▶ _Direction_
Please print all of the material below, word for word.

▶ _Data to use_
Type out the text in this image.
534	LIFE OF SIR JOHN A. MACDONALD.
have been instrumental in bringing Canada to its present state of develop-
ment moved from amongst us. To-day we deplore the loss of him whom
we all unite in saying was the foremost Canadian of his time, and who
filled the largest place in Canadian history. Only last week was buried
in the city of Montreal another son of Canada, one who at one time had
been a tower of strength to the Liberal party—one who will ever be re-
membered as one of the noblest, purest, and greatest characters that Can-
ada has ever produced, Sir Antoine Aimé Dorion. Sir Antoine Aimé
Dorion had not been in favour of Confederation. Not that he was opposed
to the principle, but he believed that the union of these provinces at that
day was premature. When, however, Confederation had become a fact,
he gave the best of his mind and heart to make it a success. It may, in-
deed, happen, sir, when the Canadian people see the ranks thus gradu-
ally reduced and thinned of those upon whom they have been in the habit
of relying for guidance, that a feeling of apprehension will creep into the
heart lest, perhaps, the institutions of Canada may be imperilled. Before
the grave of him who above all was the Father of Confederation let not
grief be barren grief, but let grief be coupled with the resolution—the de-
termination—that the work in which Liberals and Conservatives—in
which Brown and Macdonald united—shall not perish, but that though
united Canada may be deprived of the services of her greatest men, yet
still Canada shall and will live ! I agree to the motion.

▶ _Answer in full_
Type out the text in this image.
534	LIFE OF SIR JOHN A. MACDONALD.
have been instrumental in bringing Canada to its present state of develop-
ment moved from amongst us. To-day we deplore the loss of him whom
we all unite in saying was the foremost Canadian of his time, and who
filled the largest place in Canadian history. Only last week was buried
in the city of Montreal another son of Canada, one who at one time had
been a tower of strength to the Liberal party—one who will ever be re-
membered as one of the noblest, purest, and greatest characters that Can-
ada has ever produced, Sir Antoine Aimé Dorion. Sir Antoine Aimé
Dorion had not been in favour of Confederation. Not that he was opposed
to the principle, but he believed that the union of these provinces at that
day was premature. When, however, Confederation had become a fact,
he gave the best of his mind and heart to make it a success. It may, in-
deed, happen, sir, when the Canadian people see the ranks thus gradu-
ally reduced and thinned of those upon whom they have been in the habit
of relying for guidance, that a feeling of apprehension will creep into the
heart lest, perhaps, the institutions of Canada may be imperilled. Before
the grave of him who above all was the Father of Confederation let not
grief be barren grief, but let grief be coupled with the resolution—the de-
termination—that the work in which Liberals and Conservatives—in
which Brown and Macdonald united—shall not perish, but that though
united Canada may be deprived of the services of her greatest men, yet
still Canada shall and will live ! I agree to the motion.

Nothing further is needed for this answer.